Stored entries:
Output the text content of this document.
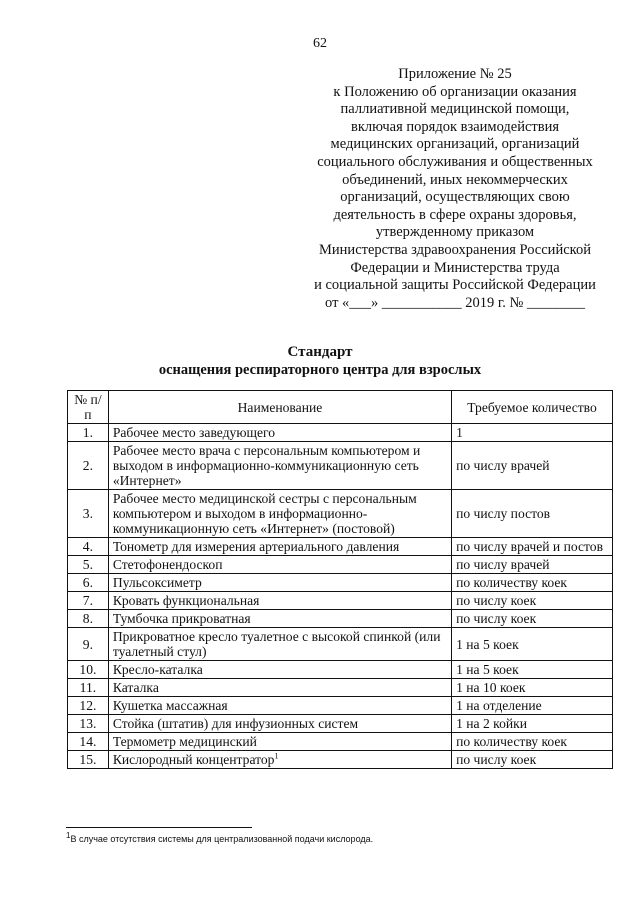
62
Приложение № 25
к Положению об организации оказания
паллиативной медицинской помощи,
включая порядок взаимодействия
медицинских организаций, организаций
социального обслуживания и общественных
объединений, иных некоммерческих
организаций, осуществляющих свою
деятельность в сфере охраны здоровья,
утвержденному приказом
Министерства здравоохранения Российской
Федерации и Министерства труда
и социальной защиты Российской Федерации
от «___» ___________ 2019 г. № ________
Стандарт
оснащения респираторного центра для взрослых
№ п/п	Наименование	Требуемое количество
1.	Рабочее место заведующего	1
2.	Рабочее место врача с персональным компьютером и выходом в информационно-коммуникационную сеть «Интернет»	по числу врачей
3.	Рабочее место медицинской сестры с персональным компьютером и выходом в информационно-коммуникационную сеть «Интернет» (постовой)	по числу постов
4.	Тонометр для измерения артериального давления	по числу врачей и постов
5.	Стетофонендоскоп	по числу врачей
6.	Пульсоксиметр	по количеству коек
7.	Кровать функциональная	по числу коек
8.	Тумбочка прикроватная	по числу коек
9.	Прикроватное кресло туалетное с высокой спинкой (или туалетный стул)	1 на 5 коек
10.	Кресло-каталка	1 на 5 коек
11.	Каталка	1 на 10 коек
12.	Кушетка массажная	1 на отделение
13.	Стойка (штатив) для инфузионных систем	1 на 2 койки
14.	Термометр медицинский	по количеству коек
15.	Кислородный концентратор$^1$	по числу коек
$^1$В случае отсутствия системы для централизованной подачи кислорода.
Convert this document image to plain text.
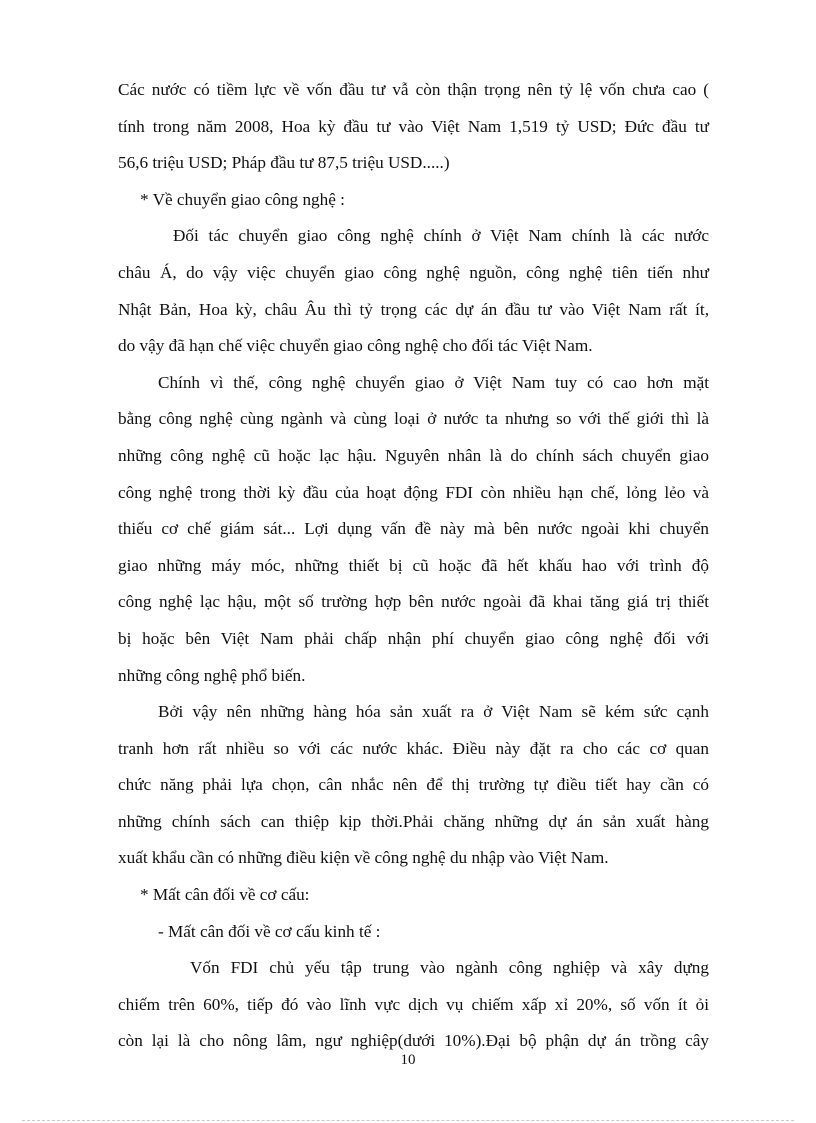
Các nước có tiềm lực về vốn đầu tư vẫ còn thận trọng nên tỷ lệ vốn chưa cao (
tính trong năm 2008, Hoa kỳ đầu tư vào Việt Nam 1,519 tỷ USD; Đức đầu tư
56,6 triệu USD; Pháp đầu tư 87,5 triệu USD.....)
* Về chuyển giao công nghệ :
Đối tác chuyển giao công nghệ chính ở Việt Nam chính là các nước
châu Á, do vậy việc chuyển giao công nghệ nguồn, công nghệ tiên tiến như
Nhật Bản, Hoa kỳ, châu Âu thì tỷ trọng các dự án đầu tư vào Việt Nam rất ít,
do vậy đã hạn chế việc chuyển giao công nghệ cho đối tác Việt Nam.
Chính vì thế, công nghệ chuyển giao ở Việt Nam tuy có cao hơn mặt
bằng công nghệ cùng ngành và cùng loại ở nước ta nhưng so với thế giới thì là
những công nghệ cũ hoặc lạc hậu. Nguyên nhân là do chính sách chuyển giao
công nghệ trong thời kỳ đầu của hoạt động FDI còn nhiều hạn chế, lỏng lẻo và
thiếu cơ chế giám sát... Lợi dụng vấn đề này mà bên nước ngoài khi chuyển
giao những máy móc, những thiết bị cũ hoặc đã hết khấu hao với trình độ
công nghệ lạc hậu, một số trường hợp bên nước ngoài đã khai tăng giá trị thiết
bị hoặc bên Việt Nam phải chấp nhận phí chuyển giao công nghệ đối với
những công nghệ phổ biến.
Bởi vậy nên những hàng hóa sản xuất ra ở Việt Nam sẽ kém sức cạnh
tranh hơn rất nhiều so với các nước khác. Điều này đặt ra cho các cơ quan
chức năng phải lựa chọn, cân nhắc nên để thị trường tự điều tiết hay cần có
những chính sách can thiệp kịp thời.Phải chăng những dự án sản xuất hàng
xuất khẩu cần có những điều kiện về công nghệ du nhập vào Việt Nam.
* Mất cân đối về cơ cấu:
- Mất cân đối về cơ cấu kinh tế :
Vốn FDI chủ yếu tập trung vào ngành công nghiệp và xây dựng
chiếm trên 60%, tiếp đó vào lĩnh vực dịch vụ chiếm xấp xỉ 20%, số vốn ít ỏi
còn lại là cho nông lâm, ngư nghiệp(dưới 10%).Đại bộ phận dự án trồng cây
10
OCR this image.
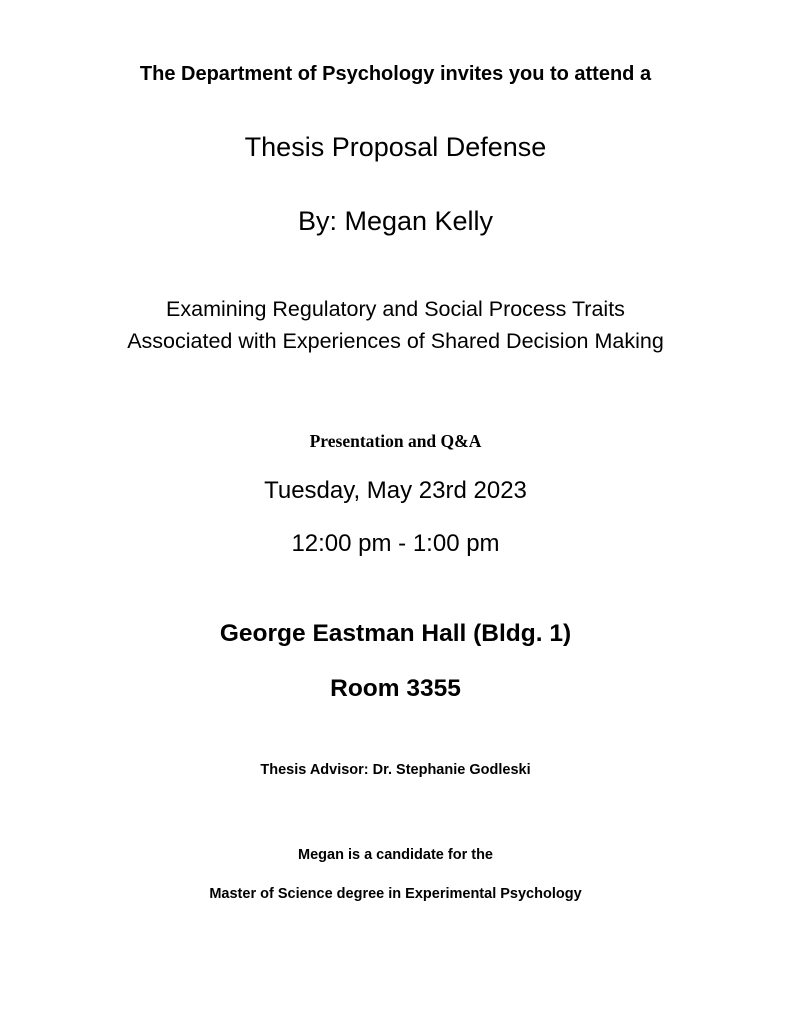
The Department of Psychology invites you to attend a
Thesis Proposal Defense
By: Megan Kelly
Examining Regulatory and Social Process Traits
Associated with Experiences of Shared Decision Making
Presentation and Q&A
Tuesday, May 23rd 2023
12:00 pm - 1:00 pm
George Eastman Hall (Bldg. 1)
Room 3355
Thesis Advisor: Dr. Stephanie Godleski
Megan is a candidate for the
Master of Science degree in Experimental Psychology
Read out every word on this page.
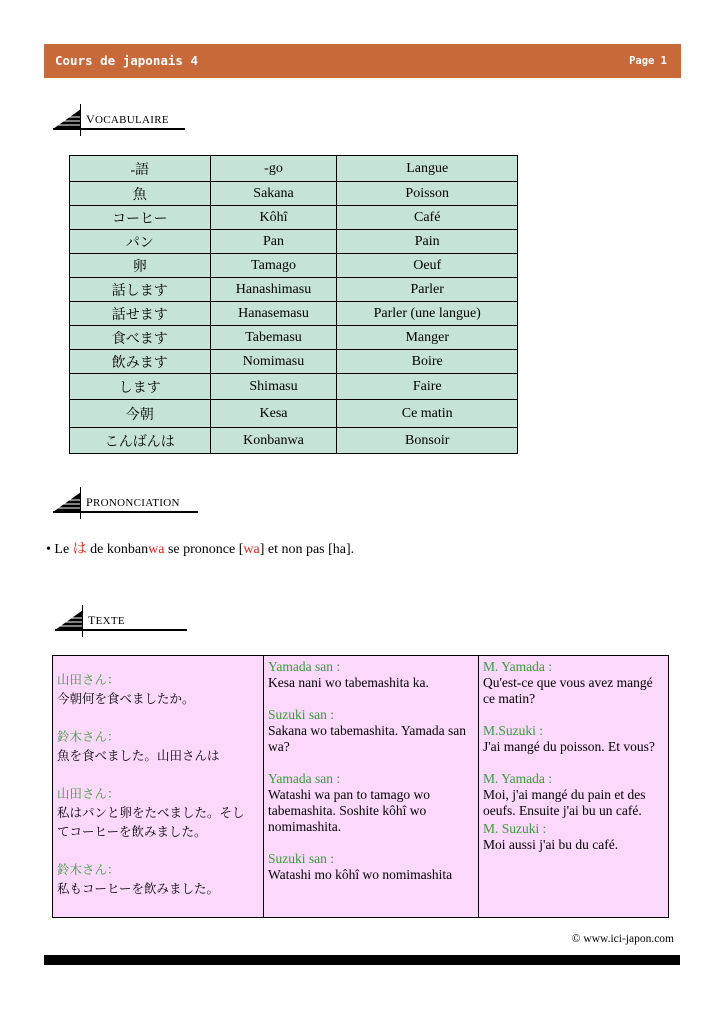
Cours de japonais 4	Page 1
VOCABULAIRE
-語	-go	Langue
魚	Sakana	Poisson
コーヒー	Kôhî	Café
パン	Pan	Pain
卵	Tamago	Oeuf
話します	Hanashimasu	Parler
話せます	Hanasemasu	Parler (une langue)
食べます	Tabemasu	Manger
飲みます	Nomimasu	Boire
します	Shimasu	Faire
今朝	Kesa	Ce matin
こんばんは	Konbanwa	Bonsoir
PRONONCIATION
• Le は de konbanwa se prononce [wa] et non pas [ha].
TEXTE
山田さん：
今朝何を食べましたか。
鈴木さん：
魚を食べました。山田さんは
山田さん：
私はパンと卵をたべました。そし
てコーヒーを飲みました。
鈴木さん：
私もコーヒーを飲みました。

Yamada san :
Kesa nani wo tabemashita ka.
Suzuki san :
Sakana wo tabemashita. Yamada san wa?
Yamada san :
Watashi wa pan to tamago wo tabemashita. Soshite kôhî wo nomimashita.
Suzuki san :
Watashi mo kôhî wo nomimashita

M. Yamada :
Qu'est-ce que vous avez mangé ce matin?
M.Suzuki :
J'ai mangé du poisson. Et vous?
M. Yamada :
Moi, j'ai mangé du pain et des oeufs. Ensuite j'ai bu un café.
M. Suzuki :
Moi aussi j'ai bu du café.
© www.ici-japon.com
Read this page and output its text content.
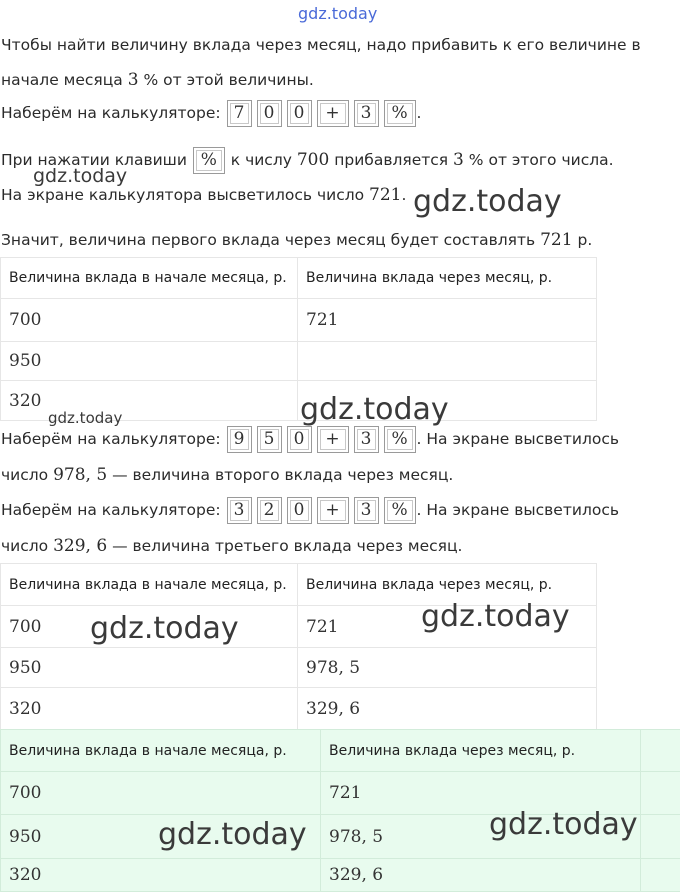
gdz.today
Чтобы найти величину вклада через месяц, надо прибавить к его величине в
начале месяца 3 % от этой величины.
Наберём на калькуляторе: 7	0	0	+	3	% .
При нажатии клавиши % к числу 700 прибавляется 3 % от этого числа.
gdz.today
На экране калькулятора высветилось число 721. gdz.today
Значит, величина первого вклада через месяц будет составлять 721 р.
Величина вклада в начале месяца, р.	Величина вклада через месяц, р.
700	721
950	
320	
gdz.today	gdz.today
Наберём на калькуляторе: 9	5	0	+	3	% . На экране высветилось
число 978, 5 — величина второго вклада через месяц.
Наберём на калькуляторе: 3	2	0	+	3	% . На экране высветилось
число 329, 6 — величина третьего вклада через месяц.
Величина вклада в начале месяца, р.	Величина вклада через месяц, р.
700	721
950	978, 5
320	329, 6
gdz.today	gdz.today
Величина вклада в начале месяца, р.	Величина вклада через месяц, р.	
700	721	
950	978, 5	
320	329, 6	
gdz.today	gdz.today
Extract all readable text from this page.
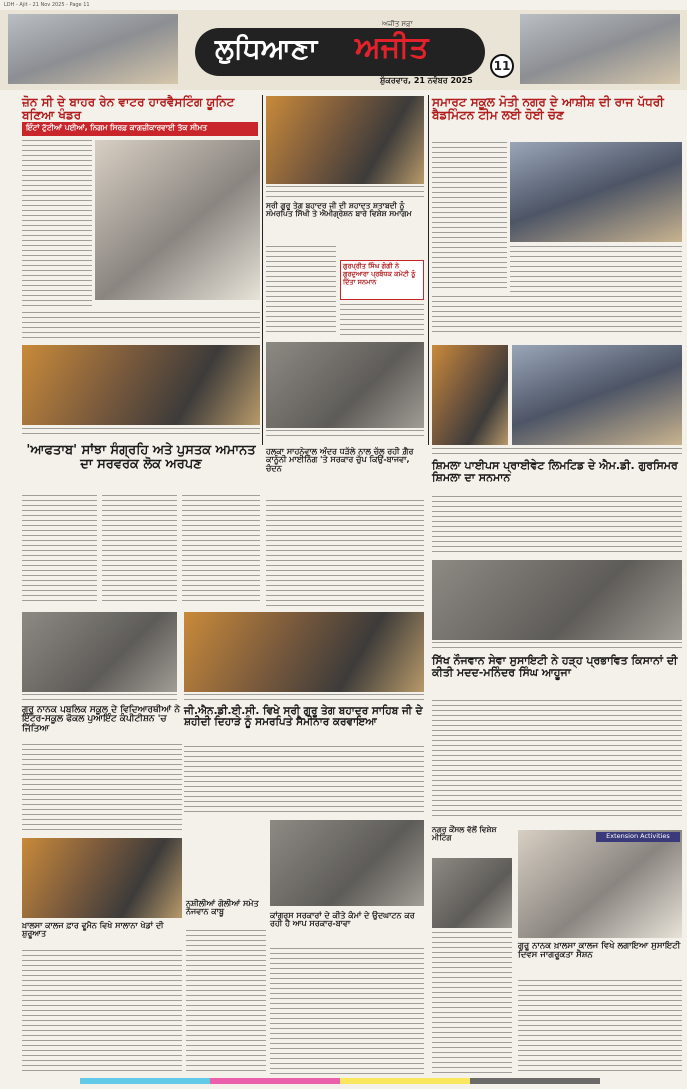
LDH - Ajit - 21 Nov 2025 - Page 11
ਲੁਧਿਆਣਾ	ਅਜੀਤ
ਅਜੀਤ ਸਫ਼ਾ
ਸ਼ੁੱਕਰਵਾਰ, 21 ਨਵੰਬਰ 2025
11
ਜ਼ੋਨ ਸੀ ਦੇ ਬਾਹਰ ਰੇਨ ਵਾਟਰ ਹਾਰਵੈਸਟਿੰਗ ਯੂਨਿਟ ਬਣਿਆ ਖੰਡਰ
ਇੰਟਾਂ ਟੁੱਟੀਆਂ ਪਈਆਂ, ਨਿਗਮ ਸਿਰਫ਼ ਕਾਗਜ਼ੀਕਾਰਵਾਈ ਤੱਕ ਸੀਮਤ
ਸ੍ਰੀ ਗੁਰੂ ਤੇਗ ਬਹਾਦਰ ਜੀ ਦੀ ਸ਼ਹਾਦਤ ਸ਼ਤਾਬਦੀ ਨੂੰ ਸਮਰਪਿਤ ਸਿੱਖੀ ਤੇ ਐਮੀਗ੍ਰੇਸ਼ਨ ਬਾਰੇ ਵਿਸ਼ੇਸ਼ ਸਮਾਗਮ
ਗੁਰਪ੍ਰੀਤ ਸਿੰਘ ਗੋਗੀ ਨੇ ਗੁਰਦੁਆਰਾ ਪ੍ਰਬੰਧਕ ਕਮੇਟੀ ਨੂੰ ਦਿੱਤਾ ਸਨਮਾਨ
ਸਮਾਰਟ ਸਕੂਲ ਮੋਤੀ ਨਗਰ ਦੇ ਆਸ਼ੀਸ਼ ਦੀ ਰਾਜ ਪੱਧਰੀ ਬੈਡਮਿੰਟਨ ਟੀਮ ਲਈ ਹੋਈ ਚੋਣ
'ਆਫਤਾਬ' ਸਾਂਝਾ ਸੰਗ੍ਰਹਿ ਅਤੇ ਪੁਸਤਕ ਅਮਾਨਤ ਦਾ ਸਰਵਰਕ ਲੋਕ ਅਰਪਣ
ਹਲਕਾ ਸਾਹਨੇਵਾਲ ਅੰਦਰ ਧੜੱਲੇ ਨਾਲ ਚੱਲ ਰਹੀ ਗ਼ੈਰ ਕਾਨੂੰਨੀ ਮਾਈਨਿੰਗ 'ਤੇ ਸਰਕਾਰ ਚੁੱਪ ਕਿਉਂ-ਬਾਜਵਾ, ਚੰਦਨ	ਸ਼ਿਮਲਾ ਪਾਈਪਸ ਪ੍ਰਾਈਵੇਟ ਲਿਮਟਿਡ ਦੇ ਐਮ.ਡੀ. ਗੁਰਸਿਮਰ ਸ਼ਿਮਲਾ ਦਾ ਸਨਮਾਨ
ਗੁਰੂ ਨਾਨਕ ਪਬਲਿਕ ਸਕੂਲ ਦੇ ਵਿਦਿਆਰਥੀਆਂ ਨੇ ਇੰਟਰ-ਸਕੂਲ ਫੋਕਲ ਪੁਆਇੰਟ ਕੰਪੀਟੀਸ਼ਨ 'ਚ ਜਿੱਤਿਆ
ਜੀ.ਐਨ.ਡੀ.ਈ.ਸੀ. ਵਿਖੇ ਸ੍ਰੀ ਗੁਰੂ ਤੇਗ ਬਹਾਦਰ ਸਾਹਿਬ ਜੀ ਦੇ ਸ਼ਹੀਦੀ ਦਿਹਾੜੇ ਨੂੰ ਸਮਰਪਿਤ ਸੈਮੀਨਾਰ ਕਰਵਾਇਆ
ਸਿੱਖ ਨੌਜਵਾਨ ਸੇਵਾ ਸੁਸਾਇਟੀ ਨੇ ਹੜ੍ਹ ਪ੍ਰਭਾਵਿਤ ਕਿਸਾਨਾਂ ਦੀ ਕੀਤੀ ਮਦਦ-ਮਨਿੰਦਰ ਸਿੰਘ ਆਹੂਜਾ
ਖ਼ਾਲਸਾ ਕਾਲਜ ਫ਼ਾਰ ਵੂਮੈਨ ਵਿਖੇ ਸਾਲਾਨਾ ਖੇਡਾਂ ਦੀ ਸ਼ੁਰੂਆਤ
ਨਸ਼ੀਲੀਆਂ ਗੋਲੀਆਂ ਸਮੇਤ ਨੌਜਵਾਨ ਕਾਬੂ	ਕਾਂਗਰਸ ਸਰਕਾਰਾਂ ਦੇ ਕੀਤੇ ਕੰਮਾਂ ਦੇ ਉਦਘਾਟਨ ਕਰ ਰਹੀ ਹੈ ਆਪ ਸਰਕਾਰ-ਬਾਵਾ
ਨਗਰ ਕੌਂਸਲ ਵੱਲੋਂ ਵਿਸ਼ੇਸ਼ ਮੀਟਿੰਗ	Extension Activities
ਗੁਰੂ ਨਾਨਕ ਖ਼ਾਲਸਾ ਕਾਲਜ ਵਿਖੇ ਲਗਾਇਆ ਸੁਸਾਇਟੀ ਦਿਵਸ ਜਾਗਰੂਕਤਾ ਸੈਸ਼ਨ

STATED EXERCISE: Return every line above in which the string "Интернет" occurs.

TASK SOLUTION:
2.	Рабочее место врача с персональным компьютером и выходом в информационно-коммуникационную сеть «Интернет»	по числу врачей
3.	Рабочее место медицинской сестры с персональным компьютером и выходом в информационно-коммуникационную сеть «Интернет» (постовой)	по числу постов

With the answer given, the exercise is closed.